**Entries supplied:**
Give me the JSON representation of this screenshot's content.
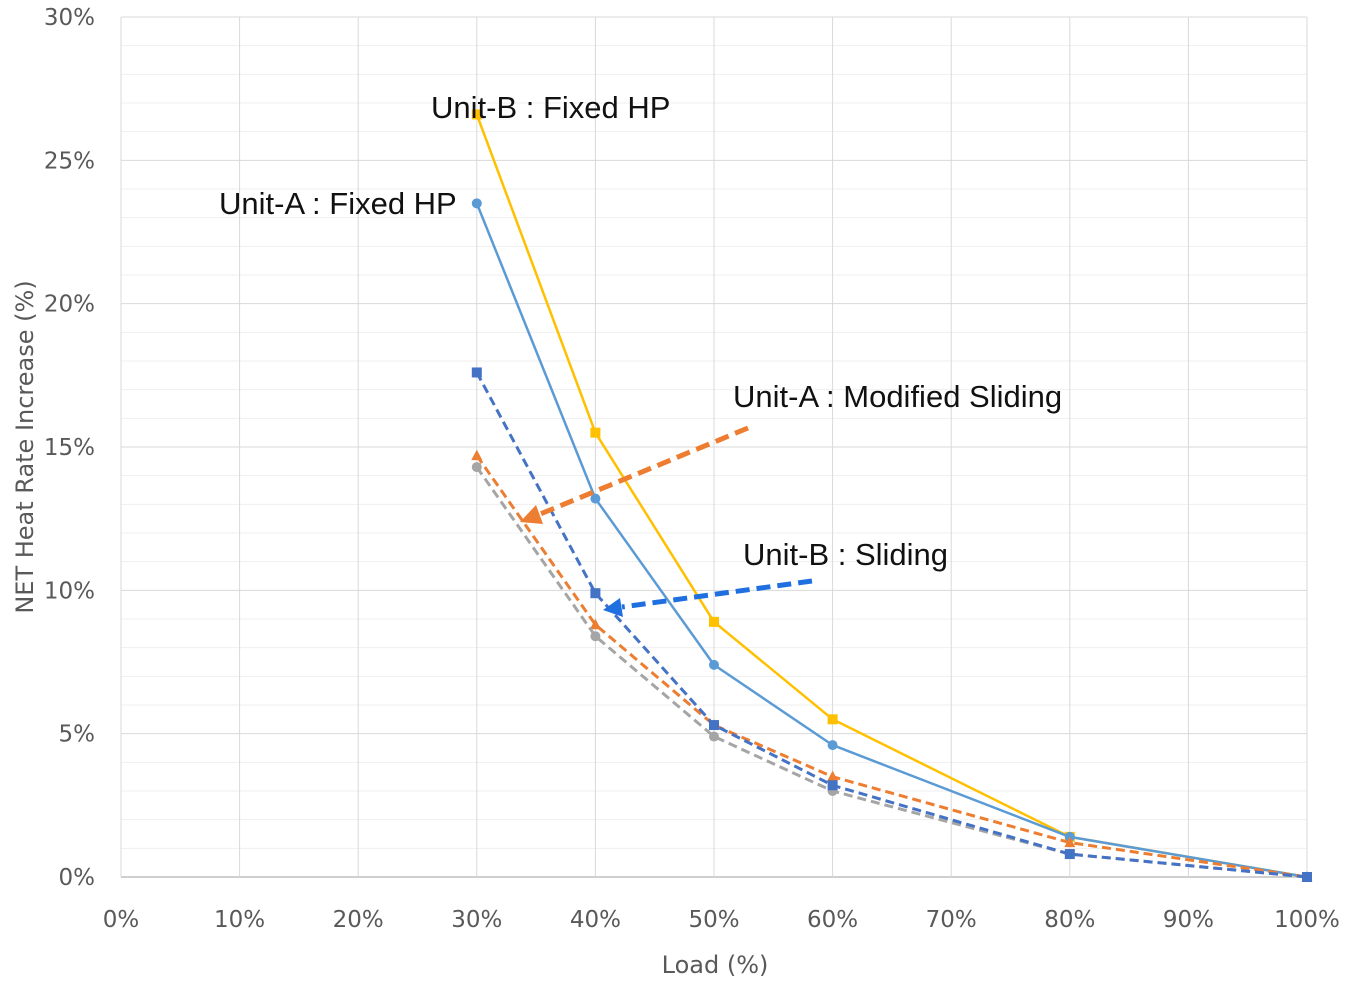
{
  "chart_data": {
    "type": "line",
    "title": "",
    "xlabel": "Load (%)",
    "ylabel": "NET Heat Rate Increase (%)",
    "xlim": [
      0,
      100
    ],
    "ylim": [
      0,
      30
    ],
    "x_ticks": [
      0,
      10,
      20,
      30,
      40,
      50,
      60,
      70,
      80,
      90,
      100
    ],
    "x_tick_labels": [
      "0%",
      "10%",
      "20%",
      "30%",
      "40%",
      "50%",
      "60%",
      "70%",
      "80%",
      "90%",
      "100%"
    ],
    "y_ticks": [
      0,
      5,
      10,
      15,
      20,
      25,
      30
    ],
    "y_tick_labels": [
      "0%",
      "5%",
      "10%",
      "15%",
      "20%",
      "25%",
      "30%"
    ],
    "grid": {
      "major": true,
      "minor": true
    },
    "legend": "none",
    "series": [
      {
        "x": [
          30,
          40,
          50,
          60,
          80,
          100
        ],
        "values": [
          26.6,
          15.5,
          8.9,
          5.5,
          1.4,
          0.0
        ],
        "color": "#FFC000",
        "style": "solid",
        "marker": "square"
      },
      {
        "x": [
          30,
          40,
          50,
          60,
          80,
          100
        ],
        "values": [
          23.5,
          13.2,
          7.4,
          4.6,
          1.4,
          0.0
        ],
        "color": "#5B9BD5",
        "style": "solid",
        "marker": "circle"
      },
      {
        "x": [
          30,
          40,
          50,
          60,
          80,
          100
        ],
        "values": [
          14.7,
          8.8,
          5.3,
          3.5,
          1.2,
          0.0
        ],
        "color": "#ED7D31",
        "style": "dashed",
        "marker": "triangle"
      },
      {
        "x": [
          30,
          40,
          50,
          60,
          80,
          100
        ],
        "values": [
          14.3,
          8.4,
          4.9,
          3.0,
          0.8,
          0.0
        ],
        "color": "#A5A5A5",
        "style": "dashed",
        "marker": "circle"
      },
      {
        "x": [
          30,
          40,
          50,
          60,
          80,
          100
        ],
        "values": [
          17.6,
          9.9,
          5.3,
          3.2,
          0.8,
          0.0
        ],
        "color": "#4472C4",
        "style": "dashed",
        "marker": "square"
      }
    ],
    "annotations": [
      {
        "text": "Unit-B : Fixed HP"
      },
      {
        "text": "Unit-A : Fixed HP"
      },
      {
        "text": "Unit-A : Modified Sliding",
        "arrow_color": "#ED7D31"
      },
      {
        "text": "Unit-B : Sliding",
        "arrow_color": "#1F6FE0"
      }
    ]
  }
}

**Task objective:** Verbatim reproduction of every record is required; images are left out.

**Solution for this problem:**
Give me the JSON representation of this screenshot's content.
{
  "chart_data": {
    "type": "line",
    "title": "",
    "xlabel": "Load (%)",
    "ylabel": "NET Heat Rate Increase (%)",
    "xlim": [
      0,
      100
    ],
    "ylim": [
      0,
      30
    ],
    "x_ticks": [
      0,
      10,
      20,
      30,
      40,
      50,
      60,
      70,
      80,
      90,
      100
    ],
    "x_tick_labels": [
      "0%",
      "10%",
      "20%",
      "30%",
      "40%",
      "50%",
      "60%",
      "70%",
      "80%",
      "90%",
      "100%"
    ],
    "y_ticks": [
      0,
      5,
      10,
      15,
      20,
      25,
      30
    ],
    "y_tick_labels": [
      "0%",
      "5%",
      "10%",
      "15%",
      "20%",
      "25%",
      "30%"
    ],
    "grid": {
      "major": true,
      "minor": true
    },
    "legend": "none",
    "series": [
      {
        "x": [
          30,
          40,
          50,
          60,
          80,
          100
        ],
        "values": [
          26.6,
          15.5,
          8.9,
          5.5,
          1.4,
          0.0
        ],
        "color": "#FFC000",
        "style": "solid",
        "marker": "square"
      },
      {
        "x": [
          30,
          40,
          50,
          60,
          80,
          100
        ],
        "values": [
          23.5,
          13.2,
          7.4,
          4.6,
          1.4,
          0.0
        ],
        "color": "#5B9BD5",
        "style": "solid",
        "marker": "circle"
      },
      {
        "x": [
          30,
          40,
          50,
          60,
          80,
          100
        ],
        "values": [
          14.7,
          8.8,
          5.3,
          3.5,
          1.2,
          0.0
        ],
        "color": "#ED7D31",
        "style": "dashed",
        "marker": "triangle"
      },
      {
        "x": [
          30,
          40,
          50,
          60,
          80,
          100
        ],
        "values": [
          14.3,
          8.4,
          4.9,
          3.0,
          0.8,
          0.0
        ],
        "color": "#A5A5A5",
        "style": "dashed",
        "marker": "circle"
      },
      {
        "x": [
          30,
          40,
          50,
          60,
          80,
          100
        ],
        "values": [
          17.6,
          9.9,
          5.3,
          3.2,
          0.8,
          0.0
        ],
        "color": "#4472C4",
        "style": "dashed",
        "marker": "square"
      }
    ],
    "annotations": [
      {
        "text": "Unit-B : Fixed HP"
      },
      {
        "text": "Unit-A : Fixed HP"
      },
      {
        "text": "Unit-A : Modified Sliding",
        "arrow_color": "#ED7D31"
      },
      {
        "text": "Unit-B : Sliding",
        "arrow_color": "#1F6FE0"
      }
    ]
  }
}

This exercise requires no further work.